- PROVIDED ENTRIES
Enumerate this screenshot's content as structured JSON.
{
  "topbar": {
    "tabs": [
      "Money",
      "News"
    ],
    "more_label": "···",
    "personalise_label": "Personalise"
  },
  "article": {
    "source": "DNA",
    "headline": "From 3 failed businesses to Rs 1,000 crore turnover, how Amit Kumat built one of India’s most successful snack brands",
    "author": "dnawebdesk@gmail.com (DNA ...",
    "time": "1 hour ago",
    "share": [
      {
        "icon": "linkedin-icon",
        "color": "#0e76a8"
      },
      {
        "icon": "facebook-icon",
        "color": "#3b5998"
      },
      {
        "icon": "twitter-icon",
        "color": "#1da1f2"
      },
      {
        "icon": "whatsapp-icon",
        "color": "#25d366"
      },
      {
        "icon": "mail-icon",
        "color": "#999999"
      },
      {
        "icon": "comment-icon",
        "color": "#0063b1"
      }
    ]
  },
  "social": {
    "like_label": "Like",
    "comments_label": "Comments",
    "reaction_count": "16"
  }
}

- GIVEN INSTRUCTION
Transcribe the records above exactly as they appear.

- THE REPLY
Enumerate this screenshot's content as structured JSON.
{
  "topbar": {
    "tabs": [
      "Money",
      "News"
    ],
    "more_label": "···",
    "personalise_label": "Personalise"
  },
  "article": {
    "source": "DNA",
    "headline": "From 3 failed businesses to Rs 1,000 crore turnover, how Amit Kumat built one of India’s most successful snack brands",
    "author": "dnawebdesk@gmail.com (DNA ...",
    "time": "1 hour ago",
    "share": [
      {
        "icon": "linkedin-icon",
        "color": "#0e76a8"
      },
      {
        "icon": "facebook-icon",
        "color": "#3b5998"
      },
      {
        "icon": "twitter-icon",
        "color": "#1da1f2"
      },
      {
        "icon": "whatsapp-icon",
        "color": "#25d366"
      },
      {
        "icon": "mail-icon",
        "color": "#999999"
      },
      {
        "icon": "comment-icon",
        "color": "#0063b1"
      }
    ]
  },
  "social": {
    "like_label": "Like",
    "comments_label": "Comments",
    "reaction_count": "16"
  }
}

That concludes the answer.